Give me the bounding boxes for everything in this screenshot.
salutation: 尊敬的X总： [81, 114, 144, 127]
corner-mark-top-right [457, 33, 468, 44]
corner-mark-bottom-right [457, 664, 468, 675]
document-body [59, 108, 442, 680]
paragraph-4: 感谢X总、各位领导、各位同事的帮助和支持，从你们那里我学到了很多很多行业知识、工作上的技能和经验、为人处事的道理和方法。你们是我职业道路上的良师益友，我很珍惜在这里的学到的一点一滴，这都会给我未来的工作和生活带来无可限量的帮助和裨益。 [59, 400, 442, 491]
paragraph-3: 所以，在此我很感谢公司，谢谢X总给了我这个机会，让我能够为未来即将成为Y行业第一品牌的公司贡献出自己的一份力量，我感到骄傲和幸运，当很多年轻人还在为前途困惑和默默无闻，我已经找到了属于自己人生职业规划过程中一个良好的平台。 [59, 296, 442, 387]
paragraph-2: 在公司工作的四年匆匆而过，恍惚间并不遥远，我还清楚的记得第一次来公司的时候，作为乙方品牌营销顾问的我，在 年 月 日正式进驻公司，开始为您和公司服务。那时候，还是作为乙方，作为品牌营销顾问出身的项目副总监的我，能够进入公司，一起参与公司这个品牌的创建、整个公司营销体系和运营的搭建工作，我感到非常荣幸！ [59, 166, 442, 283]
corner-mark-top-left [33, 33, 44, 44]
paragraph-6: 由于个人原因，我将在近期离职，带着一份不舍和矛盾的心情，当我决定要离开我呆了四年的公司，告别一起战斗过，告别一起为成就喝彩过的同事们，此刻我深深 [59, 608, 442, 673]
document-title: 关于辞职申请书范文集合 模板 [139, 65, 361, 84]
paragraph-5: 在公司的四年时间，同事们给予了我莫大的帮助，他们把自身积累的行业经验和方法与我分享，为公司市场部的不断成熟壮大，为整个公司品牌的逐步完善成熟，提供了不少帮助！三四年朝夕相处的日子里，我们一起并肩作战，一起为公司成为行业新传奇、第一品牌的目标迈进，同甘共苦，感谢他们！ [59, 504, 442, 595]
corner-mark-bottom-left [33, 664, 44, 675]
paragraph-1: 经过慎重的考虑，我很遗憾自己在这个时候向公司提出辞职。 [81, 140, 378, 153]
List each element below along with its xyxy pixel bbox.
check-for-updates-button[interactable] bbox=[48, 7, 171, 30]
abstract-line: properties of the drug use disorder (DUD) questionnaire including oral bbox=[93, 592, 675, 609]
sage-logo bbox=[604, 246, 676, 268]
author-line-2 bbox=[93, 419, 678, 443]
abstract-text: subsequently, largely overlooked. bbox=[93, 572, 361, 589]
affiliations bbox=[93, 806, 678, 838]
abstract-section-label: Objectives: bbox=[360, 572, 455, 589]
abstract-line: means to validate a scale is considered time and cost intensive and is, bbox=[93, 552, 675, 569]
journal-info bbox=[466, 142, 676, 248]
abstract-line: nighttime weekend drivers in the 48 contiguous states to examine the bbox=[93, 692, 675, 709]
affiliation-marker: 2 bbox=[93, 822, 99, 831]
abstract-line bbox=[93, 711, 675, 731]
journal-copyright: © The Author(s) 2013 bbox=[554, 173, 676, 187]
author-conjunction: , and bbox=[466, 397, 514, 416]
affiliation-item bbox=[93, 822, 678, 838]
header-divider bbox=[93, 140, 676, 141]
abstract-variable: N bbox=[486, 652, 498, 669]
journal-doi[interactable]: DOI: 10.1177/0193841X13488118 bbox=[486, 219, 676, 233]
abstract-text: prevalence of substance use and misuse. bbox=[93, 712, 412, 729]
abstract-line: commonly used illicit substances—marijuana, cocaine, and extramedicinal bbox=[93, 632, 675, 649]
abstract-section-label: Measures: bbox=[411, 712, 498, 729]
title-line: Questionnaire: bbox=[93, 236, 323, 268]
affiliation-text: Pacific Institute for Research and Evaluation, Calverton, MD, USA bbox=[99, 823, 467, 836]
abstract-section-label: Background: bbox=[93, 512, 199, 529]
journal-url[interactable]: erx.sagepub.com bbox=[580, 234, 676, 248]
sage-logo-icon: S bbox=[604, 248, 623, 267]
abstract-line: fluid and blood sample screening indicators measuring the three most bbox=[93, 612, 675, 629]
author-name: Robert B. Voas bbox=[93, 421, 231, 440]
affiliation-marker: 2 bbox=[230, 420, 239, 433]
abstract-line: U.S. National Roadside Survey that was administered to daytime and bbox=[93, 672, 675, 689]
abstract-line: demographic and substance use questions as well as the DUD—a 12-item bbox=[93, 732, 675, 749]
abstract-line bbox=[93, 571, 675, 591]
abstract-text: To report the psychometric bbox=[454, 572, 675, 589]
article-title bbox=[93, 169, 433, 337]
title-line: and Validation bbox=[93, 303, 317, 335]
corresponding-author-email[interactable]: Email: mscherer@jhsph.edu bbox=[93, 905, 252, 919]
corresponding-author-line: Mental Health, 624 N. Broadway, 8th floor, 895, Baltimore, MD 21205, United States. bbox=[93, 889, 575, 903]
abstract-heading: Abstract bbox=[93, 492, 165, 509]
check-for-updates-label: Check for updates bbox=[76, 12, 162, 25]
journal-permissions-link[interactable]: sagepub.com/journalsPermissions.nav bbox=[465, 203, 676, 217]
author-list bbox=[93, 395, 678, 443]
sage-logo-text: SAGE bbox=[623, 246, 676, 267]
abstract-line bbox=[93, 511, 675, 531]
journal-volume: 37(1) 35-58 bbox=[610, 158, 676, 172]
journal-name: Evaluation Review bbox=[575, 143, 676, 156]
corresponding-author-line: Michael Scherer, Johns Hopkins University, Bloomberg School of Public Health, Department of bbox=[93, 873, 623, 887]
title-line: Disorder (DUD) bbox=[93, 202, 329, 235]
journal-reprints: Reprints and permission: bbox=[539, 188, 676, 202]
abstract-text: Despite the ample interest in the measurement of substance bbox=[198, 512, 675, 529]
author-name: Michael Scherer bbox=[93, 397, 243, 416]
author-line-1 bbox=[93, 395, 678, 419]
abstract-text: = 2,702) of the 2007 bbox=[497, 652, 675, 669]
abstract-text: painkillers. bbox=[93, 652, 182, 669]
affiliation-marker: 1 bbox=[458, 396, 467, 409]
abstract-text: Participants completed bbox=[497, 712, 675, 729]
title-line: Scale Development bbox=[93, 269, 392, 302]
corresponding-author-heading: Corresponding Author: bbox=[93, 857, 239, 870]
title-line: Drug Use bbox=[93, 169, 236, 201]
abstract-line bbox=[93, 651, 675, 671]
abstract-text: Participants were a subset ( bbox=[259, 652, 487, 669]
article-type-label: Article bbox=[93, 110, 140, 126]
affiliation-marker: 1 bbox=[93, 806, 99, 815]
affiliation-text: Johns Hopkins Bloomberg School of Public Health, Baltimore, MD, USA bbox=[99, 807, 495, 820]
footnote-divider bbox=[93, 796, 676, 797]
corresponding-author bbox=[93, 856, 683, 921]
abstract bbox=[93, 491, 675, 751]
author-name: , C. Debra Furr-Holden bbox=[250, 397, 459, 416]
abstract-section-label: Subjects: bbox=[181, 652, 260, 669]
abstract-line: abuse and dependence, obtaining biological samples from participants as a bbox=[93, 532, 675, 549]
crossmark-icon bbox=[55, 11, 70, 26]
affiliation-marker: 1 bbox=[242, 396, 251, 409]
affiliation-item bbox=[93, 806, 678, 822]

• • • •

* **Task objective**
Extract every line of the material above that contains the string "section", matching case exactly.

* **Solved exercise**
abstract-section-label: Objectives: bbox=[360, 572, 455, 589]
abstract-section-label: Measures: bbox=[411, 712, 498, 729]
abstract-section-label: Background: bbox=[93, 512, 199, 529]
abstract-section-label: Subjects: bbox=[181, 652, 260, 669]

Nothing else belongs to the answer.